— Start SUPPLIED ENTRIES —
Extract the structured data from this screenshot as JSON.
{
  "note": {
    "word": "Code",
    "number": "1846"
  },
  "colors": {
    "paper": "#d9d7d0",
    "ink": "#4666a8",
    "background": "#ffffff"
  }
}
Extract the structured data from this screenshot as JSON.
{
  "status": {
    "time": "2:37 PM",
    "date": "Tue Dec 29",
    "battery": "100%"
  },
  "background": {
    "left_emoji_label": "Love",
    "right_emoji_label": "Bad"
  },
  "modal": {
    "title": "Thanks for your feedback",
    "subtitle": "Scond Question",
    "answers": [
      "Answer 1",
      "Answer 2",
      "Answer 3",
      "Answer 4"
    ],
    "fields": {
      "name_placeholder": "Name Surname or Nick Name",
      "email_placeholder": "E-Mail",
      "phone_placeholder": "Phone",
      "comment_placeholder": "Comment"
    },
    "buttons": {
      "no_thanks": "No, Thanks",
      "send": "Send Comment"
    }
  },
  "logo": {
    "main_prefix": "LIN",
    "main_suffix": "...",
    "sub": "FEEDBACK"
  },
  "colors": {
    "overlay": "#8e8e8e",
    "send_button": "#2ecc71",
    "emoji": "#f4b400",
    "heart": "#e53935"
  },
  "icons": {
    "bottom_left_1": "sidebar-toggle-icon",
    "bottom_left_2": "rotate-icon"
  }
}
— End SUPPLIED ENTRIES —
— Start SUPPLIED ENTRIES —
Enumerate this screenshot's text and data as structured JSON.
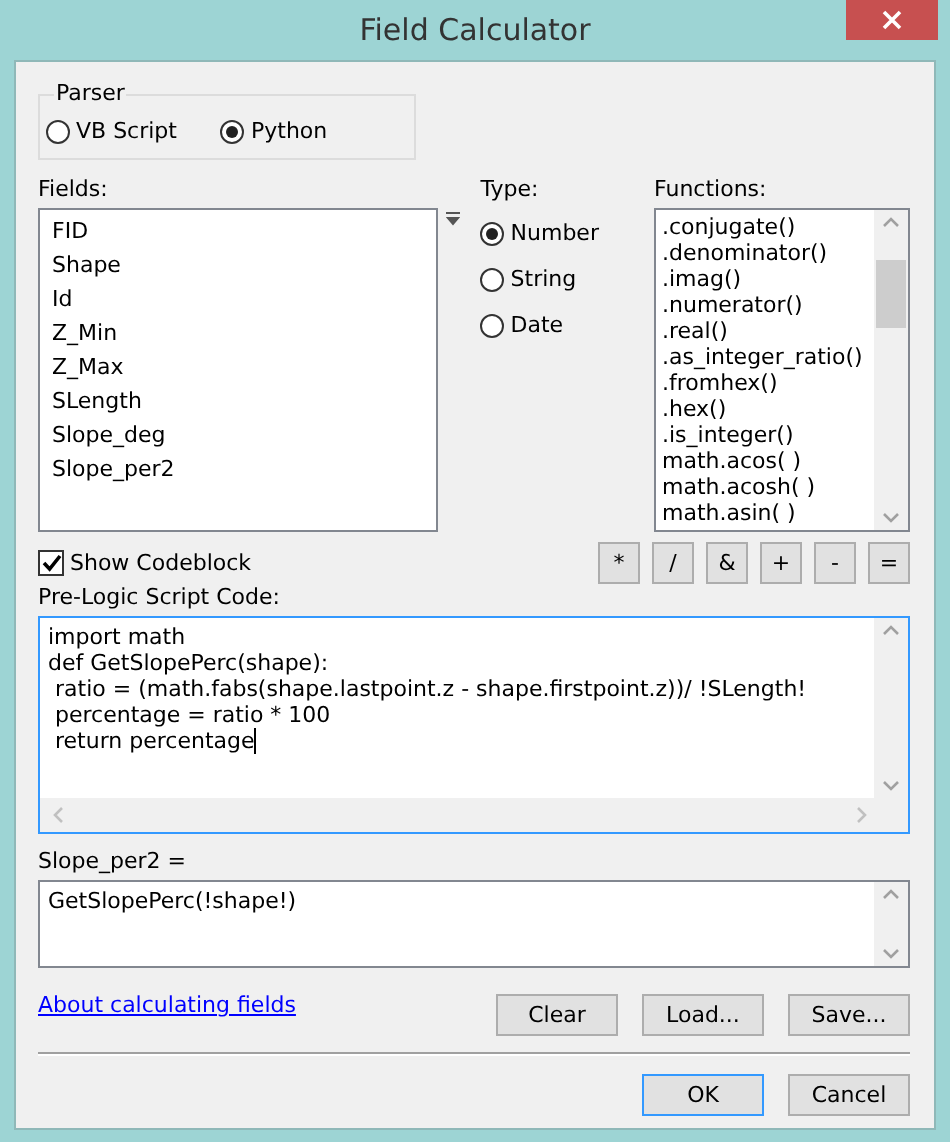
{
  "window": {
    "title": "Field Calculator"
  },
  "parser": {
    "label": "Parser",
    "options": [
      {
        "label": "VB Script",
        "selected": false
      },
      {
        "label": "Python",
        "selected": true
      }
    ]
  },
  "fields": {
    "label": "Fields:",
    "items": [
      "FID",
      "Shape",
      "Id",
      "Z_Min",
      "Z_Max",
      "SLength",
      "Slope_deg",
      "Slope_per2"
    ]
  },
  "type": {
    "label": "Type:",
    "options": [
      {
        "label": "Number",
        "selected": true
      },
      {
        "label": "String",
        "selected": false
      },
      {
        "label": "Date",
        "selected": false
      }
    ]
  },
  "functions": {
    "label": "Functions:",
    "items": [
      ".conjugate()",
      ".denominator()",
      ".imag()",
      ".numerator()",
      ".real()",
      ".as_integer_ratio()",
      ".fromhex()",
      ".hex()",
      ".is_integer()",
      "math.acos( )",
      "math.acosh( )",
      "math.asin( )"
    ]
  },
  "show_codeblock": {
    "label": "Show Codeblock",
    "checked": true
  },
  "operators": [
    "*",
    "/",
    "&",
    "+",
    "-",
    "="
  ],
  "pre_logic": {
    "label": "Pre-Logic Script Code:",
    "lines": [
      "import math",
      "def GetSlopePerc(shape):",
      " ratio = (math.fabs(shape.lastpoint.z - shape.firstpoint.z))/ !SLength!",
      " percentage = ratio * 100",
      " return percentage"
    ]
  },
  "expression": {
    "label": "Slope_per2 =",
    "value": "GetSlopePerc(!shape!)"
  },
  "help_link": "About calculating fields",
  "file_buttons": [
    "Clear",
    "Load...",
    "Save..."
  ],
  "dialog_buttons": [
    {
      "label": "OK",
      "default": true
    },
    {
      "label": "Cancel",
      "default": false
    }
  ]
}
— End SUPPLIED ENTRIES —
- WHAT YOU HAVE TO DO -
Look through the records and gather every line containing "math".

- RESPONSE -
      "math.acos( )",
      "math.acosh( )",
      "math.asin( )"
      "import math",
      " ratio = (math.fabs(shape.lastpoint.z - shape.firstpoint.z))/ !SLength!",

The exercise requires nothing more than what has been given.